● **Task instructions**:
Exactly reproduce each line of the listing that follows.

[Start]

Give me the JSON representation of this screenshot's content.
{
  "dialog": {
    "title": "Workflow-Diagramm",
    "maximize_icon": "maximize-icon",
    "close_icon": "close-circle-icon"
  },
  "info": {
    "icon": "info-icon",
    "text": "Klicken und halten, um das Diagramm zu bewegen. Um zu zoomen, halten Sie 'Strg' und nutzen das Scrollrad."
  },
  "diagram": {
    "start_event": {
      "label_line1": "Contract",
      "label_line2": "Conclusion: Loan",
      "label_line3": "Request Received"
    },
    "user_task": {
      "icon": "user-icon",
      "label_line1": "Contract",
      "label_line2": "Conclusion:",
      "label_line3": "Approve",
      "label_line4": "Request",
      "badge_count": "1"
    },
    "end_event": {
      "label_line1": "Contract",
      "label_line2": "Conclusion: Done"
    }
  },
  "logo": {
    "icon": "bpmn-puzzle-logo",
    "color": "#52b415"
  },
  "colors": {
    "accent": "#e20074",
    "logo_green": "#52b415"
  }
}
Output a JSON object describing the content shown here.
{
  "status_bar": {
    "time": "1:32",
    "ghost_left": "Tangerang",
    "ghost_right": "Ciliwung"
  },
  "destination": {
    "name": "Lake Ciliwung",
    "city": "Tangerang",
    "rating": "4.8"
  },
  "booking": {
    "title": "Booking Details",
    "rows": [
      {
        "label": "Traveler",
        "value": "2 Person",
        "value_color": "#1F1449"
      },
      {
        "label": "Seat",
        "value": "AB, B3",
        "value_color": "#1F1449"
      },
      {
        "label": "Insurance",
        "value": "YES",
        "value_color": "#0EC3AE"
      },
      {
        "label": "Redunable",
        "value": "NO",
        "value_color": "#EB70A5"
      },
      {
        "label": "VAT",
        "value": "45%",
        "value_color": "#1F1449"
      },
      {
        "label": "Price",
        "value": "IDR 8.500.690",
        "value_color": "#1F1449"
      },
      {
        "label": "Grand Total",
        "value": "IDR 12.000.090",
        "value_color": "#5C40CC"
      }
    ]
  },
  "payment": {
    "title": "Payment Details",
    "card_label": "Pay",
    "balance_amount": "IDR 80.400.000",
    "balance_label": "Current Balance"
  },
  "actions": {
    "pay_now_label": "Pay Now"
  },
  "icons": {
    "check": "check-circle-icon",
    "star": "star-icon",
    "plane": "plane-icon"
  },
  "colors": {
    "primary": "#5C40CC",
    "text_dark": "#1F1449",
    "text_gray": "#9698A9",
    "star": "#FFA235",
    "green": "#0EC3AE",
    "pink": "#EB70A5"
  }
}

[End]

● **Answer to the task**:
Give me the JSON representation of this screenshot's content.
{
  "dialog": {
    "title": "Workflow-Diagramm",
    "maximize_icon": "maximize-icon",
    "close_icon": "close-circle-icon"
  },
  "info": {
    "icon": "info-icon",
    "text": "Klicken und halten, um das Diagramm zu bewegen. Um zu zoomen, halten Sie 'Strg' und nutzen das Scrollrad."
  },
  "diagram": {
    "start_event": {
      "label_line1": "Contract",
      "label_line2": "Conclusion: Loan",
      "label_line3": "Request Received"
    },
    "user_task": {
      "icon": "user-icon",
      "label_line1": "Contract",
      "label_line2": "Conclusion:",
      "label_line3": "Approve",
      "label_line4": "Request",
      "badge_count": "1"
    },
    "end_event": {
      "label_line1": "Contract",
      "label_line2": "Conclusion: Done"
    }
  },
  "logo": {
    "icon": "bpmn-puzzle-logo",
    "color": "#52b415"
  },
  "colors": {
    "accent": "#e20074",
    "logo_green": "#52b415"
  }
}
Output a JSON object describing the content shown here.
{
  "status_bar": {
    "time": "1:32",
    "ghost_left": "Tangerang",
    "ghost_right": "Ciliwung"
  },
  "destination": {
    "name": "Lake Ciliwung",
    "city": "Tangerang",
    "rating": "4.8"
  },
  "booking": {
    "title": "Booking Details",
    "rows": [
      {
        "label": "Traveler",
        "value": "2 Person",
        "value_color": "#1F1449"
      },
      {
        "label": "Seat",
        "value": "AB, B3",
        "value_color": "#1F1449"
      },
      {
        "label": "Insurance",
        "value": "YES",
        "value_color": "#0EC3AE"
      },
      {
        "label": "Redunable",
        "value": "NO",
        "value_color": "#EB70A5"
      },
      {
        "label": "VAT",
        "value": "45%",
        "value_color": "#1F1449"
      },
      {
        "label": "Price",
        "value": "IDR 8.500.690",
        "value_color": "#1F1449"
      },
      {
        "label": "Grand Total",
        "value": "IDR 12.000.090",
        "value_color": "#5C40CC"
      }
    ]
  },
  "payment": {
    "title": "Payment Details",
    "card_label": "Pay",
    "balance_amount": "IDR 80.400.000",
    "balance_label": "Current Balance"
  },
  "actions": {
    "pay_now_label": "Pay Now"
  },
  "icons": {
    "check": "check-circle-icon",
    "star": "star-icon",
    "plane": "plane-icon"
  },
  "colors": {
    "primary": "#5C40CC",
    "text_dark": "#1F1449",
    "text_gray": "#9698A9",
    "star": "#FFA235",
    "green": "#0EC3AE",
    "pink": "#EB70A5"
  }
}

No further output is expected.